— begin Dataset extract —

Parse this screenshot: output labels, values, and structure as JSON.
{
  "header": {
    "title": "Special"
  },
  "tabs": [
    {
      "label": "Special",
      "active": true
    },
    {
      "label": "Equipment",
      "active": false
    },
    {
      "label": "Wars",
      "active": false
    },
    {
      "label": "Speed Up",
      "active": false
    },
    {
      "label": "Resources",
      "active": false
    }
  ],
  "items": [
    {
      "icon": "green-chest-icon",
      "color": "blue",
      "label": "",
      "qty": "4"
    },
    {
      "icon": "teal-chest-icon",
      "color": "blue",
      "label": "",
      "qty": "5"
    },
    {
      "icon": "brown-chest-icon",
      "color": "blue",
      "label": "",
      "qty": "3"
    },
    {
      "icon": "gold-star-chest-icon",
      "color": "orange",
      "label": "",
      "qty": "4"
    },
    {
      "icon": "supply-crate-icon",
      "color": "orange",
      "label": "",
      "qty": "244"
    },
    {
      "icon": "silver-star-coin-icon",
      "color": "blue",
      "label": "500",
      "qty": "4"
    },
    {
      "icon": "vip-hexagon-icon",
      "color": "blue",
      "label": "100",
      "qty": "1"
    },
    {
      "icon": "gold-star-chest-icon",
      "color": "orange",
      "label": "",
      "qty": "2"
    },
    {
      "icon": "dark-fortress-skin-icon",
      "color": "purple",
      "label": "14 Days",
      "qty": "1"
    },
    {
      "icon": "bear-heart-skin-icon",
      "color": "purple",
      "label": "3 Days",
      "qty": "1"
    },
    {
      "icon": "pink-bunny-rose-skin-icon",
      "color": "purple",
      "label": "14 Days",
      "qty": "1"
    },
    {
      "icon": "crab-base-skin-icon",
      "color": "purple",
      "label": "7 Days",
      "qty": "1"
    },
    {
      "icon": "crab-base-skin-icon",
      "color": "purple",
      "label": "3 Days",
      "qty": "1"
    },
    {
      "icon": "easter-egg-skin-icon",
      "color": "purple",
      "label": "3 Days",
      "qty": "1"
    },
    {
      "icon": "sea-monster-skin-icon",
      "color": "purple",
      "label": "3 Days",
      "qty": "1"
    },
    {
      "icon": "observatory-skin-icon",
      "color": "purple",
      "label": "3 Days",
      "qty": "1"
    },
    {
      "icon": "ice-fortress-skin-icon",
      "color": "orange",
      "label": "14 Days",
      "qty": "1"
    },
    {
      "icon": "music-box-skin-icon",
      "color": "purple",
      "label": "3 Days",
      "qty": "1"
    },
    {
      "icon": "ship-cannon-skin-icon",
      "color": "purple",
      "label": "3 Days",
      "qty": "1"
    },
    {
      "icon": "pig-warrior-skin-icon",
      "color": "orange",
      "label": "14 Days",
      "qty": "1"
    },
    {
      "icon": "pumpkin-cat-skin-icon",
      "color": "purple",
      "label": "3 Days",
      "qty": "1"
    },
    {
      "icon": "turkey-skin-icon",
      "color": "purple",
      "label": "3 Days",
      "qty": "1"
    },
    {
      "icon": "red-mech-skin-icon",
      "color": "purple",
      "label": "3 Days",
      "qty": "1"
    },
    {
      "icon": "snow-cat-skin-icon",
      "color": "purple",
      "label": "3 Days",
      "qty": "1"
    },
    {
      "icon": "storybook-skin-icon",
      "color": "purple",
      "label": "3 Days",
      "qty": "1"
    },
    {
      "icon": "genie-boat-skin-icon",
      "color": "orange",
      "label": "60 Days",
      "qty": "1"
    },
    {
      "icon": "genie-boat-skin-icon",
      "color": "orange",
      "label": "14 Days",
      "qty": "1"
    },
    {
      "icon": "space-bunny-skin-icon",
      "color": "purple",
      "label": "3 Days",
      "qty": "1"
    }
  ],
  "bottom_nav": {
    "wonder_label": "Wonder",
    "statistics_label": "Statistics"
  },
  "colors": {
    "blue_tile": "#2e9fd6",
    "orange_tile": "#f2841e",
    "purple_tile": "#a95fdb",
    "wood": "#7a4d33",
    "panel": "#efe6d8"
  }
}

— end Dataset extract —

Work required –
All of the material must be reproduced exactly.

Answer in full –
Parse this screenshot: output labels, values, and structure as JSON.
{
  "header": {
    "title": "Special"
  },
  "tabs": [
    {
      "label": "Special",
      "active": true
    },
    {
      "label": "Equipment",
      "active": false
    },
    {
      "label": "Wars",
      "active": false
    },
    {
      "label": "Speed Up",
      "active": false
    },
    {
      "label": "Resources",
      "active": false
    }
  ],
  "items": [
    {
      "icon": "green-chest-icon",
      "color": "blue",
      "label": "",
      "qty": "4"
    },
    {
      "icon": "teal-chest-icon",
      "color": "blue",
      "label": "",
      "qty": "5"
    },
    {
      "icon": "brown-chest-icon",
      "color": "blue",
      "label": "",
      "qty": "3"
    },
    {
      "icon": "gold-star-chest-icon",
      "color": "orange",
      "label": "",
      "qty": "4"
    },
    {
      "icon": "supply-crate-icon",
      "color": "orange",
      "label": "",
      "qty": "244"
    },
    {
      "icon": "silver-star-coin-icon",
      "color": "blue",
      "label": "500",
      "qty": "4"
    },
    {
      "icon": "vip-hexagon-icon",
      "color": "blue",
      "label": "100",
      "qty": "1"
    },
    {
      "icon": "gold-star-chest-icon",
      "color": "orange",
      "label": "",
      "qty": "2"
    },
    {
      "icon": "dark-fortress-skin-icon",
      "color": "purple",
      "label": "14 Days",
      "qty": "1"
    },
    {
      "icon": "bear-heart-skin-icon",
      "color": "purple",
      "label": "3 Days",
      "qty": "1"
    },
    {
      "icon": "pink-bunny-rose-skin-icon",
      "color": "purple",
      "label": "14 Days",
      "qty": "1"
    },
    {
      "icon": "crab-base-skin-icon",
      "color": "purple",
      "label": "7 Days",
      "qty": "1"
    },
    {
      "icon": "crab-base-skin-icon",
      "color": "purple",
      "label": "3 Days",
      "qty": "1"
    },
    {
      "icon": "easter-egg-skin-icon",
      "color": "purple",
      "label": "3 Days",
      "qty": "1"
    },
    {
      "icon": "sea-monster-skin-icon",
      "color": "purple",
      "label": "3 Days",
      "qty": "1"
    },
    {
      "icon": "observatory-skin-icon",
      "color": "purple",
      "label": "3 Days",
      "qty": "1"
    },
    {
      "icon": "ice-fortress-skin-icon",
      "color": "orange",
      "label": "14 Days",
      "qty": "1"
    },
    {
      "icon": "music-box-skin-icon",
      "color": "purple",
      "label": "3 Days",
      "qty": "1"
    },
    {
      "icon": "ship-cannon-skin-icon",
      "color": "purple",
      "label": "3 Days",
      "qty": "1"
    },
    {
      "icon": "pig-warrior-skin-icon",
      "color": "orange",
      "label": "14 Days",
      "qty": "1"
    },
    {
      "icon": "pumpkin-cat-skin-icon",
      "color": "purple",
      "label": "3 Days",
      "qty": "1"
    },
    {
      "icon": "turkey-skin-icon",
      "color": "purple",
      "label": "3 Days",
      "qty": "1"
    },
    {
      "icon": "red-mech-skin-icon",
      "color": "purple",
      "label": "3 Days",
      "qty": "1"
    },
    {
      "icon": "snow-cat-skin-icon",
      "color": "purple",
      "label": "3 Days",
      "qty": "1"
    },
    {
      "icon": "storybook-skin-icon",
      "color": "purple",
      "label": "3 Days",
      "qty": "1"
    },
    {
      "icon": "genie-boat-skin-icon",
      "color": "orange",
      "label": "60 Days",
      "qty": "1"
    },
    {
      "icon": "genie-boat-skin-icon",
      "color": "orange",
      "label": "14 Days",
      "qty": "1"
    },
    {
      "icon": "space-bunny-skin-icon",
      "color": "purple",
      "label": "3 Days",
      "qty": "1"
    }
  ],
  "bottom_nav": {
    "wonder_label": "Wonder",
    "statistics_label": "Statistics"
  },
  "colors": {
    "blue_tile": "#2e9fd6",
    "orange_tile": "#f2841e",
    "purple_tile": "#a95fdb",
    "wood": "#7a4d33",
    "panel": "#efe6d8"
  }
}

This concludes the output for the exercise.